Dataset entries
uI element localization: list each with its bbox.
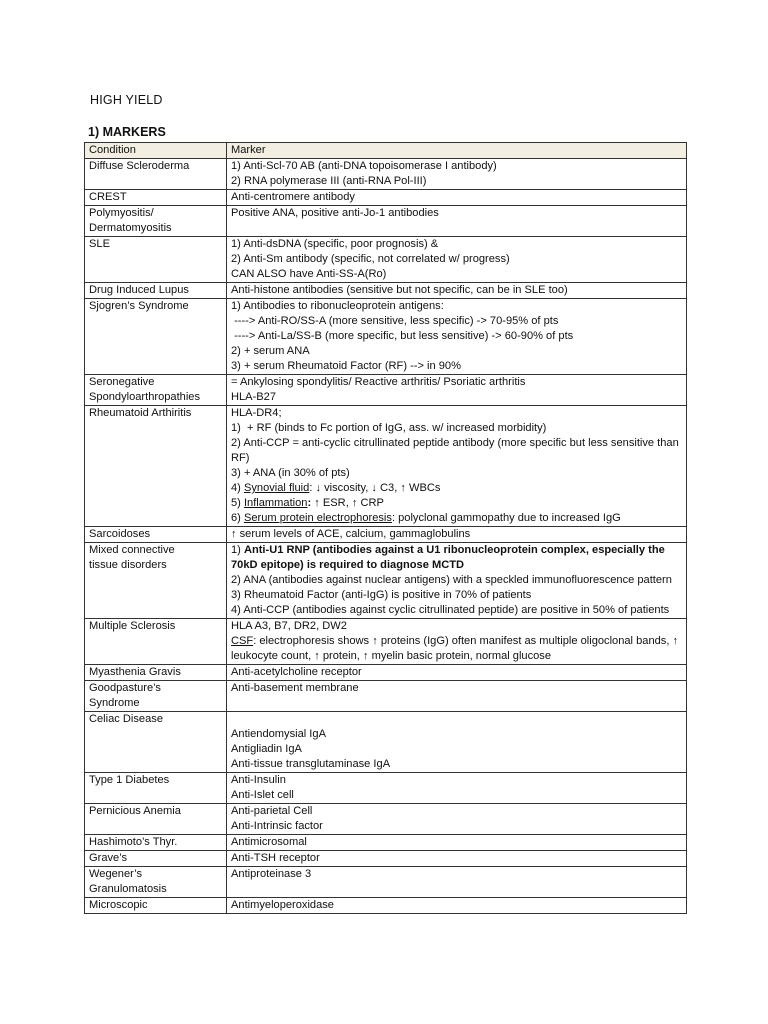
table-row [85,773,687,804]
condition-cell: Seronegative Spondyloarthropathies [85,375,227,406]
marker-text: 3) Rheumatoid Factor (anti-IgG) is positive in 70% of patients [231,589,532,601]
marker-text: ----> Anti-RO/SS-A (more sensitive, less specific) -> 70-95% of pts [231,315,559,327]
table-row [85,190,687,206]
condition-cell: Sarcoidoses [85,527,227,543]
table-row [85,665,687,681]
marker-cell [227,527,687,543]
marker-line [231,267,682,282]
marker-text: Anti-parietal Cell [231,805,313,817]
condition-cell: Goodpasture’s Syndrome [85,681,227,712]
table-row [85,283,687,299]
marker-text: Antigliadin IgA [231,743,302,755]
marker-text: Antimyeloperoxidase [231,899,334,911]
marker-cell [227,851,687,867]
marker-line [231,375,682,390]
table-row [85,681,687,712]
marker-line [231,237,682,252]
condition-cell: Myasthenia Gravis [85,665,227,681]
marker-line [231,543,682,573]
marker-text: : [307,497,312,509]
marker-text: 3) + serum Rheumatoid Factor (RF) --> in 90% [231,360,461,372]
table-row [85,898,687,914]
marker-line [231,359,682,374]
marker-line [231,344,682,359]
marker-text: 4) [231,482,244,494]
marker-text: ↑ serum levels of ACE, calcium, gammaglobulins [231,528,471,540]
marker-cell [227,190,687,206]
markers-table [84,142,687,914]
marker-text: 3) + ANA (in 30% of pts) [231,467,350,479]
marker-text: HLA A3, B7, DR2, DW2 [231,620,347,632]
marker-text: Anti-Insulin [231,774,286,786]
marker-text: : electrophoresis shows ↑ proteins (IgG) often manifest as multiple oligoclonal bands, ↑ leukocyte count, ↑ protein, ↑ myelin basic protein, normal glucose [231,635,682,662]
marker-line [231,421,682,436]
marker-text: Anti-U1 RNP (antibodies against a U1 ribonucleoprotein complex, especially the 70kD epitope) is required to diagnose MCTD [231,544,668,571]
marker-cell [227,898,687,914]
marker-text: 2) + serum ANA [231,345,310,357]
marker-text [231,713,234,725]
marker-line [231,390,682,405]
table-row [85,406,687,527]
marker-line [231,819,682,834]
marker-text: Anti-centromere antibody [231,191,355,203]
marker-text: Synovial fluid [243,482,310,494]
marker-line [231,466,682,481]
condition-cell: Polymyositis/ Dermatomyositis [85,206,227,237]
marker-text: = Ankylosing spondylitis/ Reactive arthritis/ Psoriatic arthritis [231,376,526,388]
table-row [85,375,687,406]
marker-line [231,634,682,664]
marker-line [231,573,682,588]
marker-line [231,742,682,757]
marker-text: HLA-DR4; [231,407,282,419]
marker-cell [227,375,687,406]
table-row [85,619,687,665]
page-title: HIGH YIELD [90,93,163,107]
marker-text: Antiproteinase 3 [231,868,312,880]
marker-line [231,681,682,696]
condition-cell: Multiple Sclerosis [85,619,227,665]
marker-cell [227,773,687,804]
marker-text: 2) RNA polymerase III (anti-RNA Pol-III) [231,175,427,187]
marker-text: Anti-histone antibodies (sensitive but not specific, can be in SLE too) [231,284,568,296]
marker-text: ↑ ESR, ↑ CRP [311,497,384,509]
marker-line [231,190,682,205]
table-row [85,867,687,898]
condition-cell: Drug Induced Lupus [85,283,227,299]
table-header-row [85,143,687,159]
marker-text: Anti-tissue transglutaminase IgA [231,758,391,770]
condition-cell: Celiac Disease [85,712,227,773]
condition-cell: Pernicious Anemia [85,804,227,835]
marker-line [231,406,682,421]
condition-cell: CREST [85,190,227,206]
marker-text: 6) [231,512,244,524]
marker-text: 4) Anti-CCP (antibodies against cyclic citrullinated peptide) are positive in 50% of patients [231,604,670,616]
marker-cell [227,159,687,190]
marker-cell [227,867,687,898]
marker-text: Anti-Islet cell [231,789,294,801]
marker-text: Anti-acetylcholine receptor [231,666,362,678]
condition-cell: Diffuse Scleroderma [85,159,227,190]
marker-text: Anti-TSH receptor [231,852,320,864]
marker-text: Serum protein electrophoresis [243,512,392,524]
marker-cell [227,665,687,681]
marker-text: Inflammation [243,497,308,509]
marker-line [231,712,682,727]
marker-line [231,329,682,344]
marker-text: 1) Anti-dsDNA (specific, poor prognosis) & [231,238,439,250]
marker-line [231,804,682,819]
marker-line [231,665,682,680]
table-row [85,159,687,190]
condition-cell: Microscopic [85,898,227,914]
table-row [85,527,687,543]
marker-text: : ↓ viscosity, ↓ C3, ↑ WBCs [309,482,441,494]
marker-text: 1) + RF (binds to Fc portion of IgG, ass. w/ increased morbidity) [231,422,547,434]
marker-line [231,252,682,267]
marker-text: Positive ANA, positive anti-Jo-1 antibodies [231,207,439,219]
marker-line [231,511,682,526]
marker-line [231,283,682,298]
marker-line [231,835,682,850]
marker-line [231,159,682,174]
marker-text: : polyclonal gammopathy due to increased IgG [391,512,621,524]
marker-cell [227,206,687,237]
marker-line [231,299,682,314]
marker-text: CAN ALSO have Anti-SS-A(Ro) [231,268,387,280]
condition-cell: SLE [85,237,227,283]
table-row [85,804,687,835]
marker-cell [227,681,687,712]
marker-text: 1) Antibodies to ribonucleoprotein antigens: [231,300,444,312]
marker-line [231,898,682,913]
marker-text: CSF [231,635,254,647]
marker-text: 2) Anti-Sm antibody (specific, not correlated w/ progress) [231,253,510,265]
marker-line [231,851,682,866]
marker-text: 1) [231,544,244,556]
table-row [85,206,687,237]
marker-line [231,773,682,788]
header-marker: Marker [227,143,687,159]
marker-text: Anti-basement membrane [231,682,359,694]
marker-cell [227,712,687,773]
table-row [85,851,687,867]
section-title: 1) MARKERS [88,125,166,139]
marker-cell [227,406,687,527]
marker-text: 2) ANA (antibodies against nuclear antigens) with a speckled immunofluorescence pattern [231,574,672,586]
marker-line [231,527,682,542]
marker-cell [227,804,687,835]
marker-line [231,436,682,466]
marker-text: HLA-B27 [231,391,277,403]
condition-cell: Rheumatoid Arthiritis [85,406,227,527]
marker-text: ----> Anti-La/SS-B (more specific, but less sensitive) -> 60-90% of pts [231,330,574,342]
marker-cell [227,237,687,283]
table-row [85,712,687,773]
marker-cell [227,619,687,665]
marker-text: Antimicrosomal [231,836,307,848]
condition-cell: Hashimoto’s Thyr. [85,835,227,851]
marker-line [231,314,682,329]
header-condition: Condition [85,143,227,159]
marker-line [231,603,682,618]
condition-cell: Sjogren’s Syndrome [85,299,227,375]
marker-text: 5) [231,497,244,509]
marker-text: Antiendomysial IgA [231,728,326,740]
marker-line [231,867,682,882]
marker-text: 1) Anti-Scl-70 AB (anti-DNA topoisomerase I antibody) [231,160,497,172]
marker-cell [227,283,687,299]
marker-cell [227,543,687,619]
marker-line [231,619,682,634]
table-row [85,237,687,283]
condition-cell: Grave’s [85,851,227,867]
marker-line [231,481,682,496]
marker-line [231,588,682,603]
condition-cell: Wegener’s Granulomatosis [85,867,227,898]
table-row [85,543,687,619]
marker-line [231,788,682,803]
marker-cell [227,299,687,375]
marker-line [231,206,682,221]
marker-text: 2) Anti-CCP = anti-cyclic citrullinated peptide antibody (more specific but less sensitive than RF) [231,437,682,464]
marker-cell [227,835,687,851]
table-row [85,299,687,375]
marker-line [231,757,682,772]
marker-text: Anti-Intrinsic factor [231,820,323,832]
marker-line [231,174,682,189]
condition-cell: Type 1 Diabetes [85,773,227,804]
marker-line [231,727,682,742]
table-row [85,835,687,851]
condition-cell: Mixed connective tissue disorders [85,543,227,619]
marker-line [231,496,682,511]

EXERCISE DIRECTIONS:
Working through the records, find each line containing the word "antigens" and copy it.

OUTPUT:
marker-text: 1) Antibodies to ribonucleoprotein antigens: [231,300,444,312]
marker-text: 2) ANA (antibodies against nuclear antigens) with a speckled immunofluorescence pattern [231,574,672,586]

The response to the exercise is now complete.